» **DIRECTIVE**
Reproduce each line of the material exactly, minus any picture.

+++ ENTRIES SHOWN +++

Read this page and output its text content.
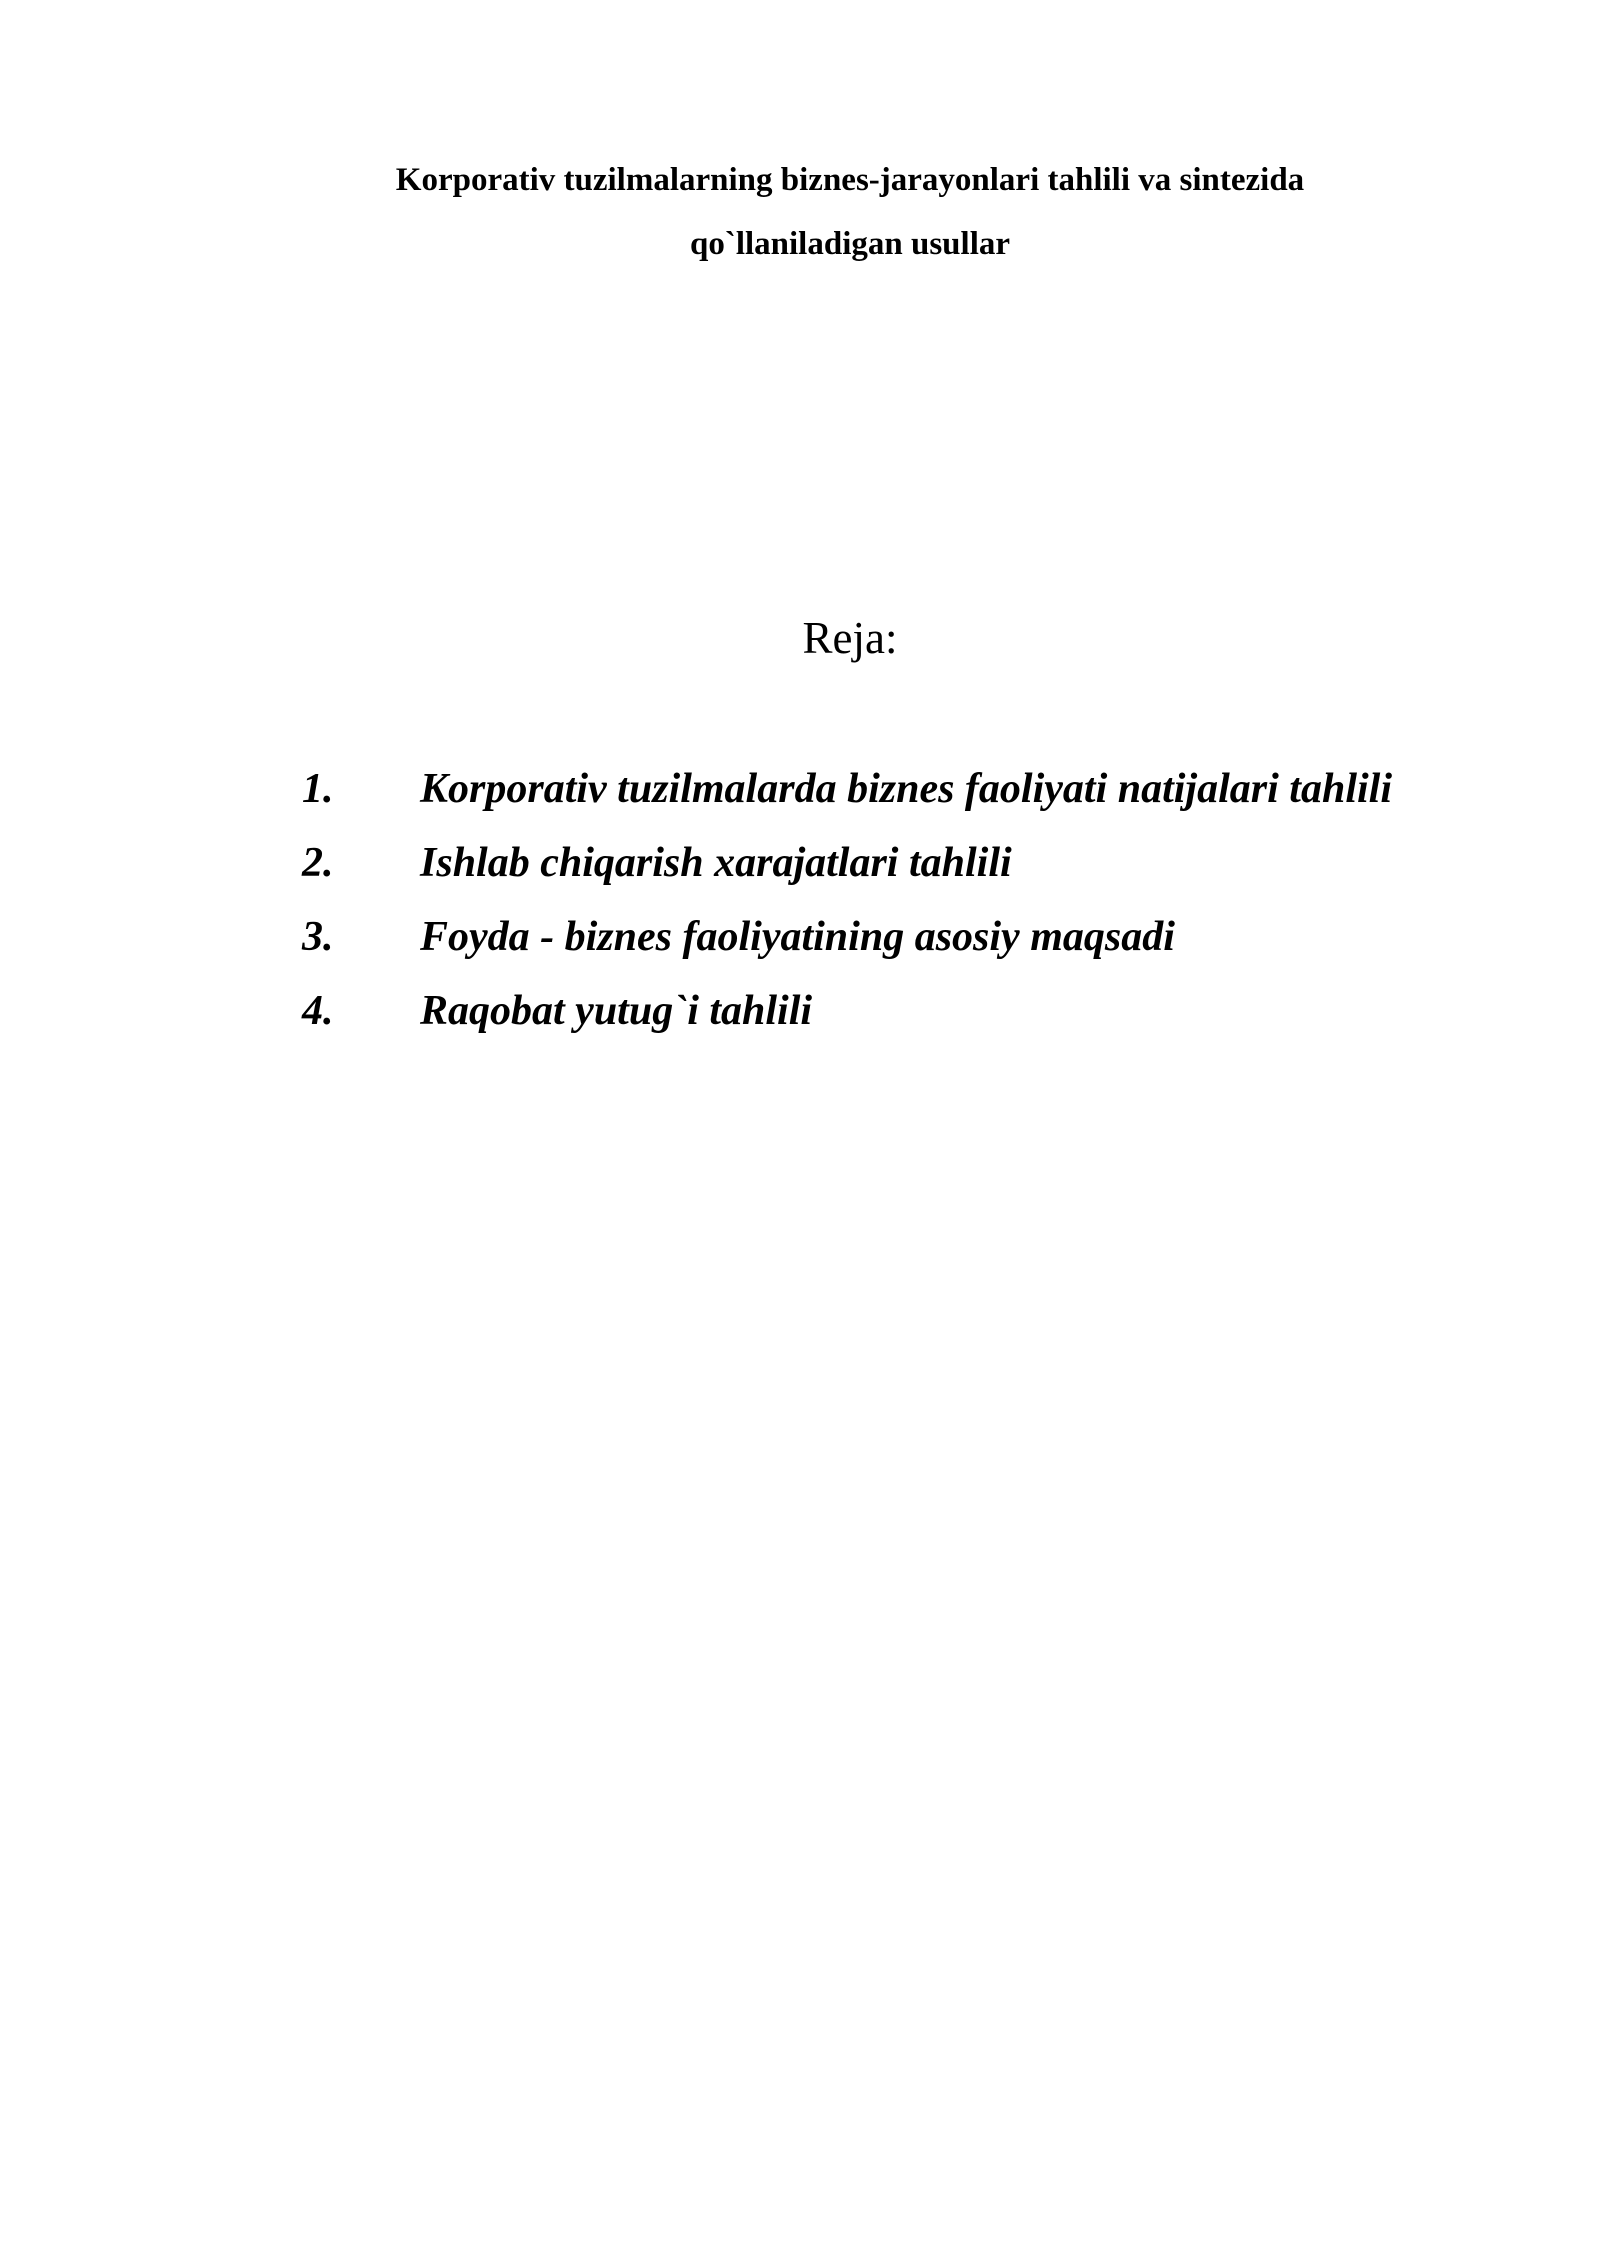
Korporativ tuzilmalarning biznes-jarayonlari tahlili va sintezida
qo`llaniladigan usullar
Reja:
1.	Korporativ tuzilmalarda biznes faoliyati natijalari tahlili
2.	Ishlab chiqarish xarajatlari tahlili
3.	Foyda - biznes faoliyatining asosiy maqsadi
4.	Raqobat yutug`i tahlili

+++

» **RESULT FOR THIS TASK**
Read this page and output its text content.
Korporativ tuzilmalarning biznes-jarayonlari tahlili va sintezida
qo`llaniladigan usullar
Reja:
1.	Korporativ tuzilmalarda biznes faoliyati natijalari tahlili
2.	Ishlab chiqarish xarajatlari tahlili
3.	Foyda - biznes faoliyatining asosiy maqsadi
4.	Raqobat yutug`i tahlili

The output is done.